## start Records provided
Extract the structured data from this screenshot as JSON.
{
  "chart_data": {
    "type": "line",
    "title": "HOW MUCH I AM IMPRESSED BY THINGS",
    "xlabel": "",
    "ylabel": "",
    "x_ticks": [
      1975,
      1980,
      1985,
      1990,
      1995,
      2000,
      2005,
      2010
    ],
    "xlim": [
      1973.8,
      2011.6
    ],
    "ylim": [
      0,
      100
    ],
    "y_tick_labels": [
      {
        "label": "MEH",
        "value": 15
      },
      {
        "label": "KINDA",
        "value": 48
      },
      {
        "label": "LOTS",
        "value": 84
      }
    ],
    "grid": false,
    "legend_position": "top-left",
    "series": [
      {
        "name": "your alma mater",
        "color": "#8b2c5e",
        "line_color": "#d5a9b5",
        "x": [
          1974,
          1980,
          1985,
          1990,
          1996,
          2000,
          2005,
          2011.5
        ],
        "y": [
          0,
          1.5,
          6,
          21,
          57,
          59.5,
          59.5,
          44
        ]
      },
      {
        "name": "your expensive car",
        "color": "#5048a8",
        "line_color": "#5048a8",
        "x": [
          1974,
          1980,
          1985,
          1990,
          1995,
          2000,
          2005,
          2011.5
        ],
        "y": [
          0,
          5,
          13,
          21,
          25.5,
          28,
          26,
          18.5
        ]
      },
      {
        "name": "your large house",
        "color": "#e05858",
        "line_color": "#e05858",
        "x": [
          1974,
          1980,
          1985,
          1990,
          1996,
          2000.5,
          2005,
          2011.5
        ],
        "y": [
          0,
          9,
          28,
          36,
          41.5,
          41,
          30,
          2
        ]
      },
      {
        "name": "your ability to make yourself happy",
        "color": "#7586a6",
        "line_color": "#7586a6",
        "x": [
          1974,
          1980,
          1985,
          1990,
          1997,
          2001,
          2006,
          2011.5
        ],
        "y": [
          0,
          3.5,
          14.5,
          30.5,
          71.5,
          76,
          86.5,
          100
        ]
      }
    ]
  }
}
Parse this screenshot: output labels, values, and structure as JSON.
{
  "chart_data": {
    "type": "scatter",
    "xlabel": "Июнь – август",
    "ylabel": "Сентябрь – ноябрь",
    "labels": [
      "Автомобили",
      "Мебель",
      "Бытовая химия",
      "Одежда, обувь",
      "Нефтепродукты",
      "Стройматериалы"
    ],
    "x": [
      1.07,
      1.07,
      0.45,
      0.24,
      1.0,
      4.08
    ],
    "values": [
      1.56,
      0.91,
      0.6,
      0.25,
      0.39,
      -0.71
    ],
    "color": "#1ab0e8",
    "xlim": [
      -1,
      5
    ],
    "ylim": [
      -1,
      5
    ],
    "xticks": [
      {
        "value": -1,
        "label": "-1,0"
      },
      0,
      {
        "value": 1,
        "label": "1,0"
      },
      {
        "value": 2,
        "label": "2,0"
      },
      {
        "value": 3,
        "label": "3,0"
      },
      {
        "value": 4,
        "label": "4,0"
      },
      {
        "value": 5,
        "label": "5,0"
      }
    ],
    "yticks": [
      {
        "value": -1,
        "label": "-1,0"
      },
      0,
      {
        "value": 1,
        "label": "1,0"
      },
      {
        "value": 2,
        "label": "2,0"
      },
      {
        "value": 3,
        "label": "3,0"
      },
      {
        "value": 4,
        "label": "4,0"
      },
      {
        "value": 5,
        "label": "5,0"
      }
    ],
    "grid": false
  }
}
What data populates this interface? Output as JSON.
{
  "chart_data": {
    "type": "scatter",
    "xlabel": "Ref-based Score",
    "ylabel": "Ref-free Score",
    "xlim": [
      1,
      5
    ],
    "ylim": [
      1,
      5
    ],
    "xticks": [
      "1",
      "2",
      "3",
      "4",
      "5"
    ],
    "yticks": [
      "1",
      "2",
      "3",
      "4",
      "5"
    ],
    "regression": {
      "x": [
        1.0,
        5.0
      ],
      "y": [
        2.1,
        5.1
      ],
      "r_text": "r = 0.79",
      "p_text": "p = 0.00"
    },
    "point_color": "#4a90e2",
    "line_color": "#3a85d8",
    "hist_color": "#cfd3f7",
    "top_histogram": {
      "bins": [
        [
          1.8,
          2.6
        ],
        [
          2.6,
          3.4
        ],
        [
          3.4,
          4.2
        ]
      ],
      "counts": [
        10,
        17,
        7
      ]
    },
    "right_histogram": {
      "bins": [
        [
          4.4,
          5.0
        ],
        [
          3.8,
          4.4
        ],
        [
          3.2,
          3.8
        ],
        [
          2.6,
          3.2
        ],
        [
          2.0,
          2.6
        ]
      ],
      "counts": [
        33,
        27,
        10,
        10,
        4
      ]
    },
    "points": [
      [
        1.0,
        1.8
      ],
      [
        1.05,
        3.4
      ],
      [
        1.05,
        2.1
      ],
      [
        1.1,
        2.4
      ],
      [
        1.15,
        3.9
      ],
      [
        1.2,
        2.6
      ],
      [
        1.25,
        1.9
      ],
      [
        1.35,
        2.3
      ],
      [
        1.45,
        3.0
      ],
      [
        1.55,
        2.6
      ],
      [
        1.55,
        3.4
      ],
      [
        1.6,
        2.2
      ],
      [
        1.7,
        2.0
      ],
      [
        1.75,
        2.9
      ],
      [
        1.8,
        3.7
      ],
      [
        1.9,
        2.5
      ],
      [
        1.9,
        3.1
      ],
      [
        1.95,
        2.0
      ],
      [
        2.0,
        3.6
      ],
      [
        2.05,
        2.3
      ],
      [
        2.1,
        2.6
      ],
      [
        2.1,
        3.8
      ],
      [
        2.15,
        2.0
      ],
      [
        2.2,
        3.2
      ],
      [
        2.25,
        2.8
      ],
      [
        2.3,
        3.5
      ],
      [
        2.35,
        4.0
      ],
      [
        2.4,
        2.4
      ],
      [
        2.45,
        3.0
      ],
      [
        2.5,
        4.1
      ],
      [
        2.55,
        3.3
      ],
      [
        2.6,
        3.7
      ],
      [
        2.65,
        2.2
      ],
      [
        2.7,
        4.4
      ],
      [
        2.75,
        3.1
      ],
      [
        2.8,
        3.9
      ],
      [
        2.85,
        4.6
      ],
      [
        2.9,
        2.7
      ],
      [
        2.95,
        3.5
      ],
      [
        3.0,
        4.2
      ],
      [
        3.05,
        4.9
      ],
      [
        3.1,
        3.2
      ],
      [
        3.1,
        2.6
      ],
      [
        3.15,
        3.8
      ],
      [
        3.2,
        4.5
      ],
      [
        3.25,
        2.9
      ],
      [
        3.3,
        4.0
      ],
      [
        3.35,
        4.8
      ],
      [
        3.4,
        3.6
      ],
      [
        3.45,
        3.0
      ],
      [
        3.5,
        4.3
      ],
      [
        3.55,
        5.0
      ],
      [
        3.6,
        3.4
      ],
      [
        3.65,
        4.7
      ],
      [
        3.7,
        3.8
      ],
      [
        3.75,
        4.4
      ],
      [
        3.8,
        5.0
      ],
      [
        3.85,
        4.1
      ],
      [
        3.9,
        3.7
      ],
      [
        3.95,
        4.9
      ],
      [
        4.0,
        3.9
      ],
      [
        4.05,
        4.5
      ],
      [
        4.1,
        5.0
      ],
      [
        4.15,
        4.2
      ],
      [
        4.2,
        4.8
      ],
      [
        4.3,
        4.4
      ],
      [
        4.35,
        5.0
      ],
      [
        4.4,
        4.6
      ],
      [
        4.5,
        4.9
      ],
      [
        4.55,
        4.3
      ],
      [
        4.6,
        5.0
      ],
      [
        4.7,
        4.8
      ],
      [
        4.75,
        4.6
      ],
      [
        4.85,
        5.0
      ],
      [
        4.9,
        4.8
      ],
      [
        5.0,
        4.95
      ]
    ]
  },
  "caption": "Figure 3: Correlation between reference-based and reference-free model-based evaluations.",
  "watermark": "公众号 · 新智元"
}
## end Records provided
Find the word "name" in the entries, and copy every line it shows up in.

        "name": "your alma mater",
        "name": "your expensive car",
        "name": "your large house",
        "name": "your ability to make yourself happy",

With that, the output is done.